** START **

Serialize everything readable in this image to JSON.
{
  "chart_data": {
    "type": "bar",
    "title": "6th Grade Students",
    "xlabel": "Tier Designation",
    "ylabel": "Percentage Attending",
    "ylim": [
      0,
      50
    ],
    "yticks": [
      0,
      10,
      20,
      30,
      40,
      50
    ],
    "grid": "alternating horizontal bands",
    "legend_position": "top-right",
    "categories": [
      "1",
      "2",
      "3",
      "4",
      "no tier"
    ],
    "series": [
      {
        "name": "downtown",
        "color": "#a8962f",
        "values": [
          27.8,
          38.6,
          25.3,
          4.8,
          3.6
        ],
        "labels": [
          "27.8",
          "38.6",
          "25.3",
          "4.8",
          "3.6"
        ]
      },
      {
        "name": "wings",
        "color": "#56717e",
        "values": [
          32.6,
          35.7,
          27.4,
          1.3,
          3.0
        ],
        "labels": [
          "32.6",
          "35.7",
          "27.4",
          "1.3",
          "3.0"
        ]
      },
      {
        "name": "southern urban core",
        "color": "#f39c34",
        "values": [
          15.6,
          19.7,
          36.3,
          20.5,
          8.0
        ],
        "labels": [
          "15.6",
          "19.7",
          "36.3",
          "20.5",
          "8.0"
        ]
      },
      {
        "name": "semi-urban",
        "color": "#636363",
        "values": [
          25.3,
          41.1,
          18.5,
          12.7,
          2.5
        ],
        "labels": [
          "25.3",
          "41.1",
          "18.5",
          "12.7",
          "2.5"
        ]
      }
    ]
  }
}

** END **

### Given request:
Give a word-for-word copy of the records.

### Answer:
Serialize everything readable in this image to JSON.
{
  "chart_data": {
    "type": "bar",
    "title": "6th Grade Students",
    "xlabel": "Tier Designation",
    "ylabel": "Percentage Attending",
    "ylim": [
      0,
      50
    ],
    "yticks": [
      0,
      10,
      20,
      30,
      40,
      50
    ],
    "grid": "alternating horizontal bands",
    "legend_position": "top-right",
    "categories": [
      "1",
      "2",
      "3",
      "4",
      "no tier"
    ],
    "series": [
      {
        "name": "downtown",
        "color": "#a8962f",
        "values": [
          27.8,
          38.6,
          25.3,
          4.8,
          3.6
        ],
        "labels": [
          "27.8",
          "38.6",
          "25.3",
          "4.8",
          "3.6"
        ]
      },
      {
        "name": "wings",
        "color": "#56717e",
        "values": [
          32.6,
          35.7,
          27.4,
          1.3,
          3.0
        ],
        "labels": [
          "32.6",
          "35.7",
          "27.4",
          "1.3",
          "3.0"
        ]
      },
      {
        "name": "southern urban core",
        "color": "#f39c34",
        "values": [
          15.6,
          19.7,
          36.3,
          20.5,
          8.0
        ],
        "labels": [
          "15.6",
          "19.7",
          "36.3",
          "20.5",
          "8.0"
        ]
      },
      {
        "name": "semi-urban",
        "color": "#636363",
        "values": [
          25.3,
          41.1,
          18.5,
          12.7,
          2.5
        ],
        "labels": [
          "25.3",
          "41.1",
          "18.5",
          "12.7",
          "2.5"
        ]
      }
    ]
  }
}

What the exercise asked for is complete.